§ TO BE DONE
Each line in the entries below that holds the string "Republic" is to be listed.

§ MATERIAL TO PROCESS

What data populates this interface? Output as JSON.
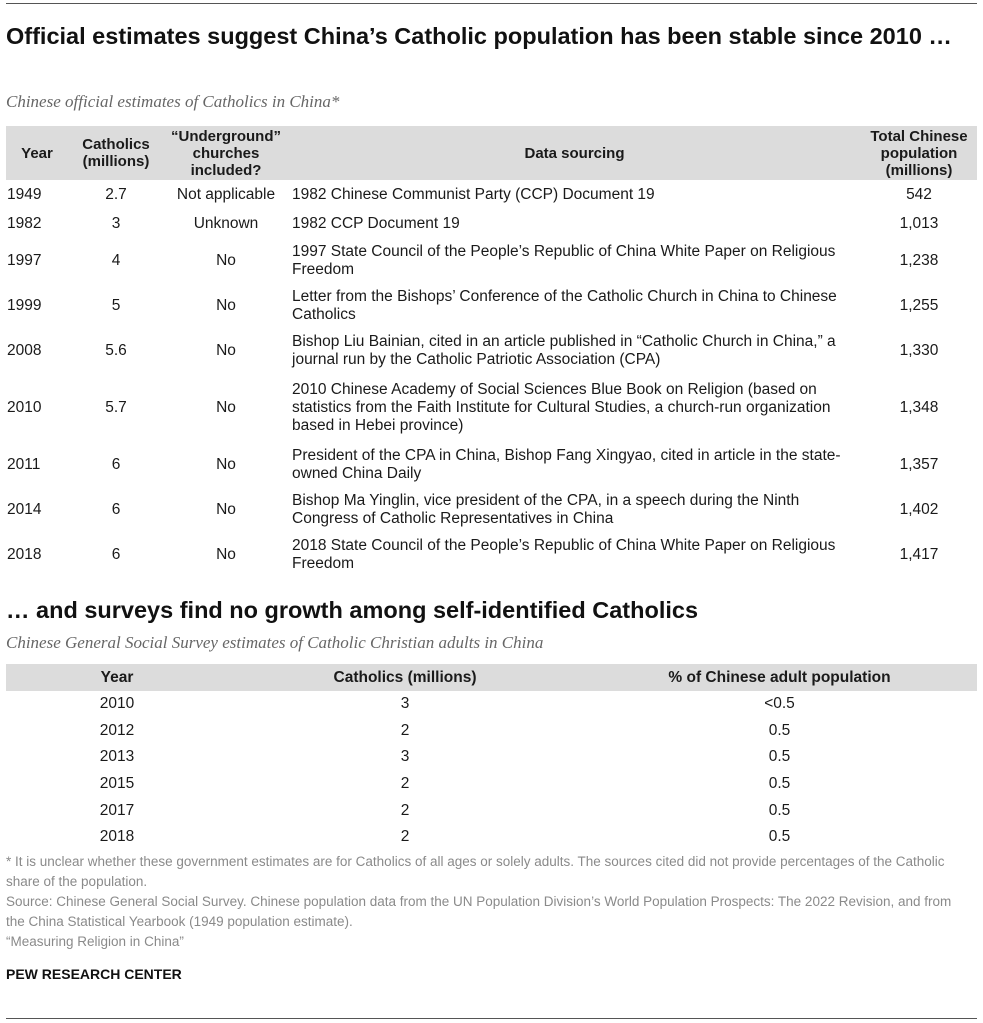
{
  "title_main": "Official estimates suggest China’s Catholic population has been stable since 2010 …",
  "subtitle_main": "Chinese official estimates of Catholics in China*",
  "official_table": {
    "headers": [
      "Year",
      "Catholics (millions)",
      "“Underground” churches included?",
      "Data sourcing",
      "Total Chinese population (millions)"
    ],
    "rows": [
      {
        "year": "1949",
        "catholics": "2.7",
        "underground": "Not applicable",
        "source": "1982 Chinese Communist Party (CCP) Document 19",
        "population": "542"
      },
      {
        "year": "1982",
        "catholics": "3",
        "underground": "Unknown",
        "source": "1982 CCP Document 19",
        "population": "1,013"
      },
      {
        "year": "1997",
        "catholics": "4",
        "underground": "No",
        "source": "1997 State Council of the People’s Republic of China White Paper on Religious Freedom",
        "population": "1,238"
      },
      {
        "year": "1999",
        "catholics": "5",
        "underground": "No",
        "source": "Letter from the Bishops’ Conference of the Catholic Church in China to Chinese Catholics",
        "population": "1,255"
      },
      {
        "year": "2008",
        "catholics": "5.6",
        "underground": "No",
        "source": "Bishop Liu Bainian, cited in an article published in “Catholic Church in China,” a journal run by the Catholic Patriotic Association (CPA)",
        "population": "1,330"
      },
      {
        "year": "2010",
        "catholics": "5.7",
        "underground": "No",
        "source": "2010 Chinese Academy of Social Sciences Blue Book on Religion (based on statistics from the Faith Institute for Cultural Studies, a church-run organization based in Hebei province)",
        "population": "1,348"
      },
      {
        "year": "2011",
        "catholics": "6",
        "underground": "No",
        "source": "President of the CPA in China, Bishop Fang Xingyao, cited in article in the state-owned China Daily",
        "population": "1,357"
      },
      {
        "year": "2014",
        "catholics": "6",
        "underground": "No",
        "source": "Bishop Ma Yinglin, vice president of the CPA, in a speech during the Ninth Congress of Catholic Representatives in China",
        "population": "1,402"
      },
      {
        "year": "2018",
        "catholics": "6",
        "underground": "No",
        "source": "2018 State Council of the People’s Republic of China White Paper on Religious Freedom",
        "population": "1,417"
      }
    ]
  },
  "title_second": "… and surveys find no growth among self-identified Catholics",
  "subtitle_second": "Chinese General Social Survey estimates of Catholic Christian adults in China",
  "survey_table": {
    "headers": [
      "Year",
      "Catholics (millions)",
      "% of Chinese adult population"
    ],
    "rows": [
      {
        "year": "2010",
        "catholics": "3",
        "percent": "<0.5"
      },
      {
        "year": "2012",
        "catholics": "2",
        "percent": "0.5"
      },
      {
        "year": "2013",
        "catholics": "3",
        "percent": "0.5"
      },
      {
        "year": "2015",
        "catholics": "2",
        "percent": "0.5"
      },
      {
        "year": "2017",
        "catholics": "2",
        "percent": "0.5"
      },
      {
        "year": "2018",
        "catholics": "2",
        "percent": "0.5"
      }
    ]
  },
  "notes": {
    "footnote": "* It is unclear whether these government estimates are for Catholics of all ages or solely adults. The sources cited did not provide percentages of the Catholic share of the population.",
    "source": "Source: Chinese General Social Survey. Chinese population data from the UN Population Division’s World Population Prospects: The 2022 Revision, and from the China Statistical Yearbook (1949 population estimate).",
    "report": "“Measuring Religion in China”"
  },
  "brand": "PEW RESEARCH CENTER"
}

--

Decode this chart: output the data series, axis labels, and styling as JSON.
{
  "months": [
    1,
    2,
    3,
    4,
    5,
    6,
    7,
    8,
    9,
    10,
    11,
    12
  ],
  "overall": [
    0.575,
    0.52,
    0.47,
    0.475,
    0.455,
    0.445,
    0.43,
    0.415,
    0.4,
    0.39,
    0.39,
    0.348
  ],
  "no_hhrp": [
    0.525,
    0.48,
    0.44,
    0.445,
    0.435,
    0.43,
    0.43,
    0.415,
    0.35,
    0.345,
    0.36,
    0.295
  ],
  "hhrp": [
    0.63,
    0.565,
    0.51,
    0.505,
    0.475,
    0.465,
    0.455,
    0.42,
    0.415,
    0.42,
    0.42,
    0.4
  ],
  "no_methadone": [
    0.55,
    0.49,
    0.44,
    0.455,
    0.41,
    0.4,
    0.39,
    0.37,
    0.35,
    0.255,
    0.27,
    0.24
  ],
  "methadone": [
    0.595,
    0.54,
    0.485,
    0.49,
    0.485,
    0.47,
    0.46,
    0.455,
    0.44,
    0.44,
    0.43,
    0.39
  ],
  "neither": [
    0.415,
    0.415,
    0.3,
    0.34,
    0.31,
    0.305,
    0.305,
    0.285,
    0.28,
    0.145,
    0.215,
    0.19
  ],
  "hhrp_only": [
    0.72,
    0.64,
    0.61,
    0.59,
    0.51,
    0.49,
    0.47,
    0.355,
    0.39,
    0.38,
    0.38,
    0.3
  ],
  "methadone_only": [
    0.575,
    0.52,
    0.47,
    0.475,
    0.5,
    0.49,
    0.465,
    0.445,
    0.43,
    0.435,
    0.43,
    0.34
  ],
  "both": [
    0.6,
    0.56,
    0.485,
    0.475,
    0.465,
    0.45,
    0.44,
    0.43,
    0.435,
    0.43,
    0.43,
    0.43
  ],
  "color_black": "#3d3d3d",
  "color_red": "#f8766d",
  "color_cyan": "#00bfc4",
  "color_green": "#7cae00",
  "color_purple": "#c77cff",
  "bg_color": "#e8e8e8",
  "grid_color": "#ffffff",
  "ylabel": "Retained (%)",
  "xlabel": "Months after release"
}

* * *

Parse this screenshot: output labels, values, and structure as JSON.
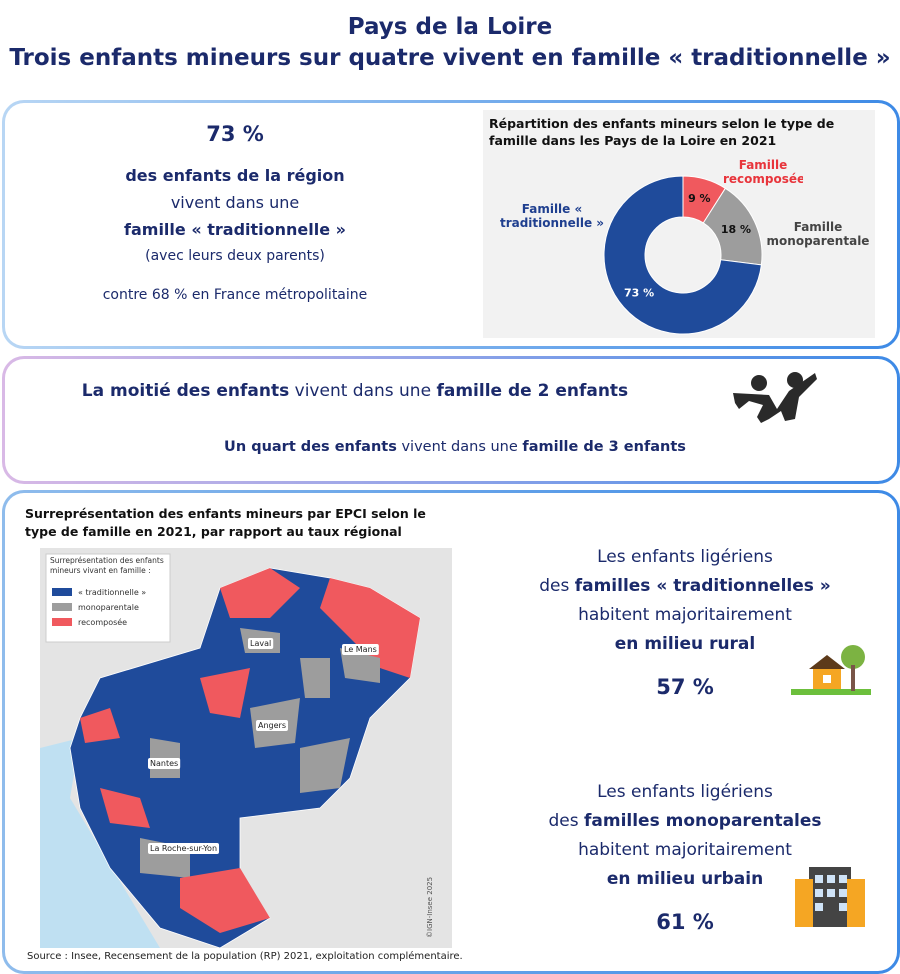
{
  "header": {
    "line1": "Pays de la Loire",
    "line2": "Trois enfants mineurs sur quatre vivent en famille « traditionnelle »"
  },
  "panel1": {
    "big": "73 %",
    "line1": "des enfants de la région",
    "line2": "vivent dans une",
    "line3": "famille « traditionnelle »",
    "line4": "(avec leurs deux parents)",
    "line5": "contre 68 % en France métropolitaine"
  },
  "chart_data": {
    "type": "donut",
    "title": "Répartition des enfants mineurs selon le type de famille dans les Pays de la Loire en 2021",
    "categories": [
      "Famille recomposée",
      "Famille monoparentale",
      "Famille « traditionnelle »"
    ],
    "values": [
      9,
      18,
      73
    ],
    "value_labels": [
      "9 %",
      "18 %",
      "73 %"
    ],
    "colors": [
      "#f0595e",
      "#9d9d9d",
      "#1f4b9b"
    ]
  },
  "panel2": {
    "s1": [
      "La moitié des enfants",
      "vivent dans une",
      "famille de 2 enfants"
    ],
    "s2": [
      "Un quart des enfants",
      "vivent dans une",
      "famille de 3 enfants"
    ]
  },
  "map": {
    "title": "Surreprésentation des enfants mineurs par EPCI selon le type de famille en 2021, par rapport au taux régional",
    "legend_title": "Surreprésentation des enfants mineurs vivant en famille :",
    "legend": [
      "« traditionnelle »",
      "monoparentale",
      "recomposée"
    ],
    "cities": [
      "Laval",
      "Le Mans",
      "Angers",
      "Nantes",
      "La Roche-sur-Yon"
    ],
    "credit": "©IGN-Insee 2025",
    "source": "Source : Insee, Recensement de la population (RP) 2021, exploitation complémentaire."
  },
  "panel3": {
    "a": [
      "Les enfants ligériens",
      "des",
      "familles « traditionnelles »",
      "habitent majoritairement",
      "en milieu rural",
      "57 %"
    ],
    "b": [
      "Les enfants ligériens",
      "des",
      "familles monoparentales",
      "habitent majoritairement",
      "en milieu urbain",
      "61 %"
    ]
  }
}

§ TASK RESPONSE
        "source": "1997 State Council of the People’s Republic of China White Paper on Religious Freedom",
        "source": "2018 State Council of the People’s Republic of China White Paper on Religious Freedom",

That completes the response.